*What you are asked to do:* Retype the whole listing verbatim and keep the pictures out of it.

BEGIN Task inputs

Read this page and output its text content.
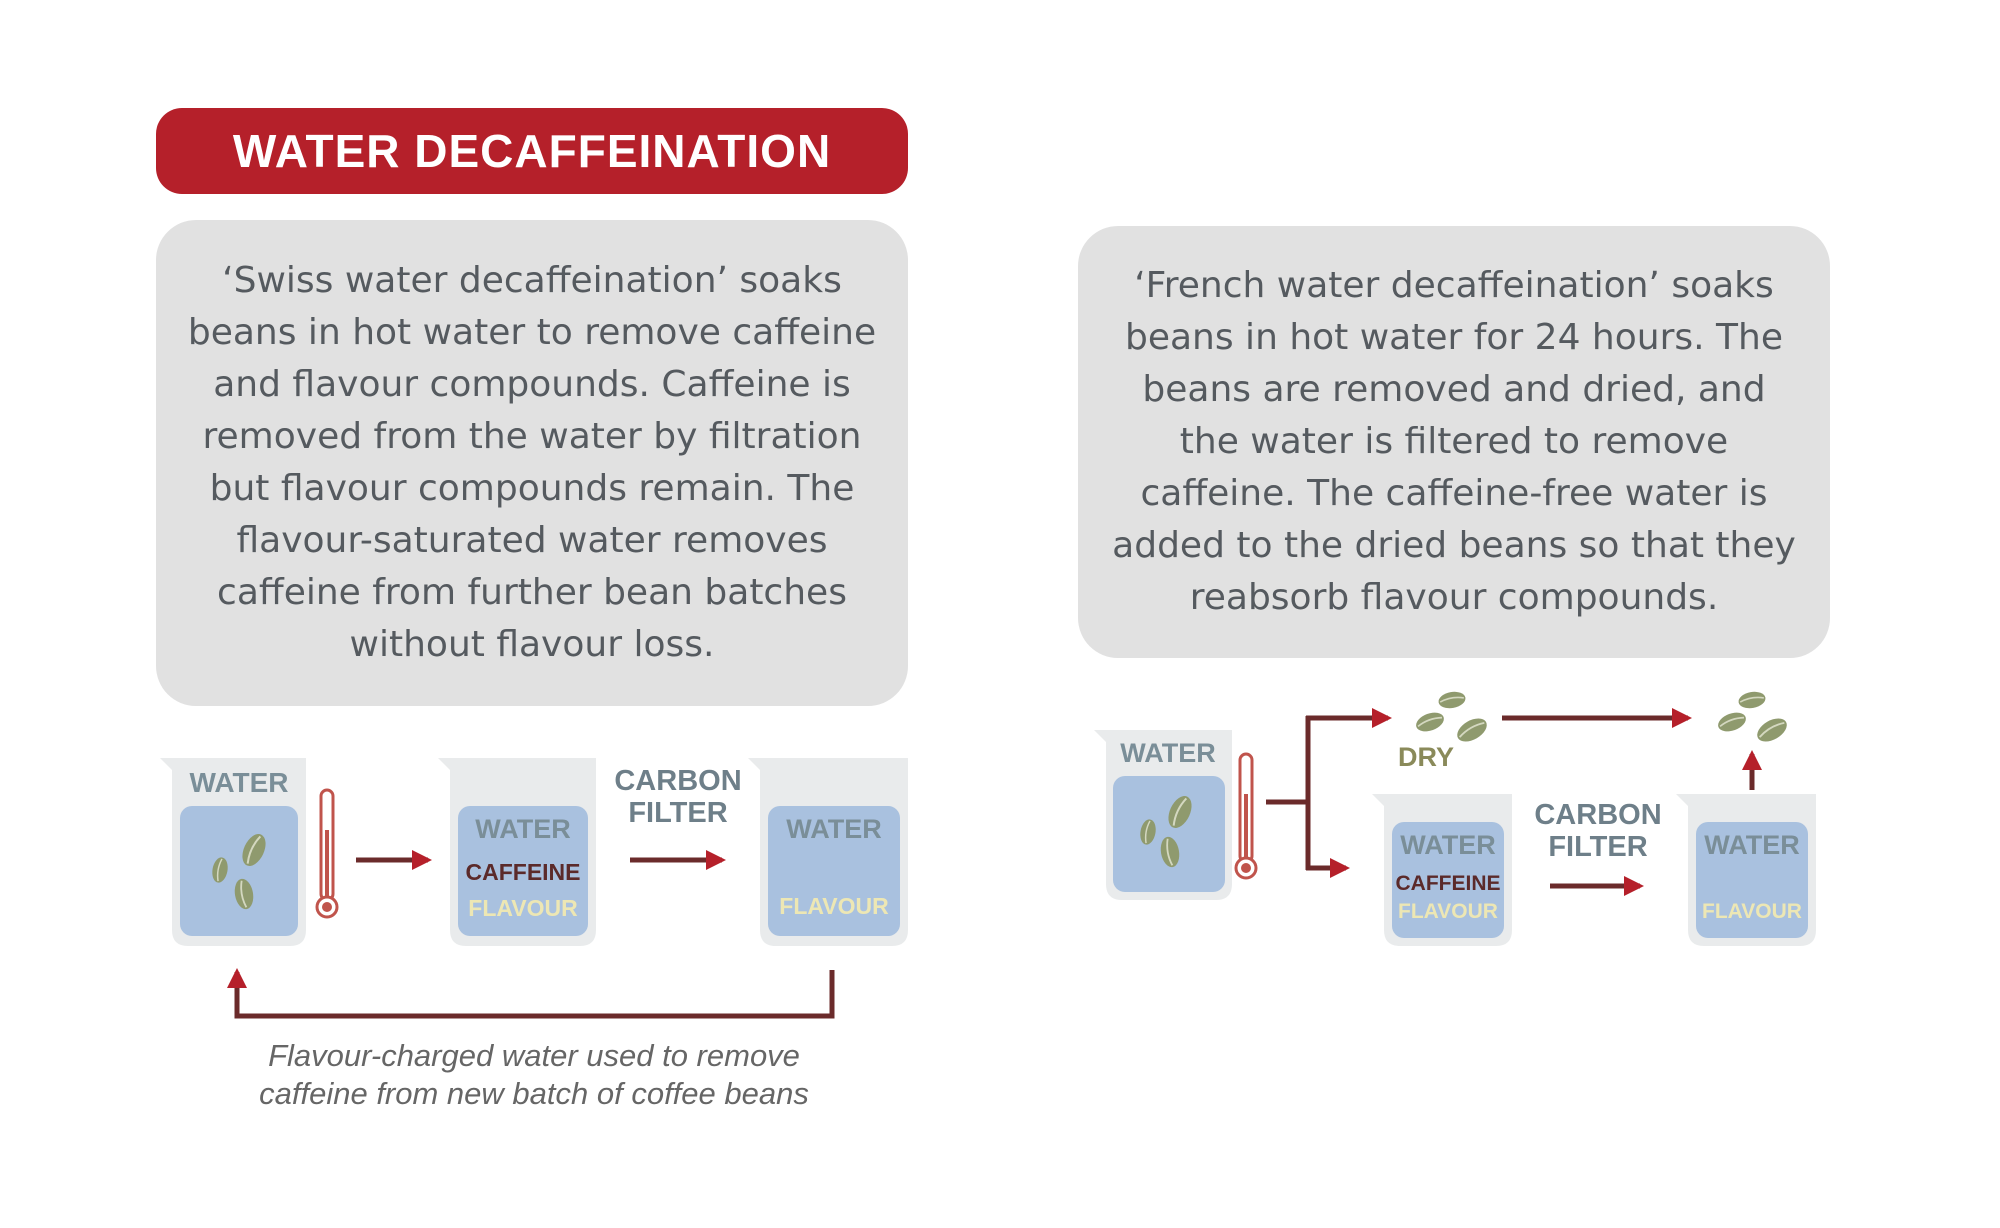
WATER DECAFFEINATION

‘Swiss water decaffeination’ soaks beans in hot water to remove caffeine and flavour compounds. Caffeine is removed from the water by filtration but flavour compounds remain. The flavour-saturated water removes caffeine from further bean batches without flavour loss.

‘French water decaffeination’ soaks beans in hot water for 24 hours. The beans are removed and dried, and the water is filtered to remove caffeine. The caffeine-free water is added to the dried beans so that they reabsorb flavour compounds.

WATER
WATER
CAFFEINE
FLAVOUR
CARBON
FILTER WATER
FLAVOUR
Flavour-charged water used to remove
caffeine from new batch of coffee beans
WATER	DRY
WATER
CAFFEINE
FLAVOUR
CARBON
FILTER WATER
FLAVOUR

END Task inputs

*Written solution:*
Read this page and output its text content.
WATER DECAFFEINATION

‘Swiss water decaffeination’ soaks beans in hot water to remove caffeine and flavour compounds. Caffeine is removed from the water by filtration but flavour compounds remain. The flavour-saturated water removes caffeine from further bean batches without flavour loss.

‘French water decaffeination’ soaks beans in hot water for 24 hours. The beans are removed and dried, and the water is filtered to remove caffeine. The caffeine-free water is added to the dried beans so that they reabsorb flavour compounds.

WATER
WATER
CAFFEINE
FLAVOUR
CARBON
FILTER WATER
FLAVOUR
Flavour-charged water used to remove
caffeine from new batch of coffee beans
WATER	DRY
WATER
CAFFEINE
FLAVOUR
CARBON
FILTER WATER
FLAVOUR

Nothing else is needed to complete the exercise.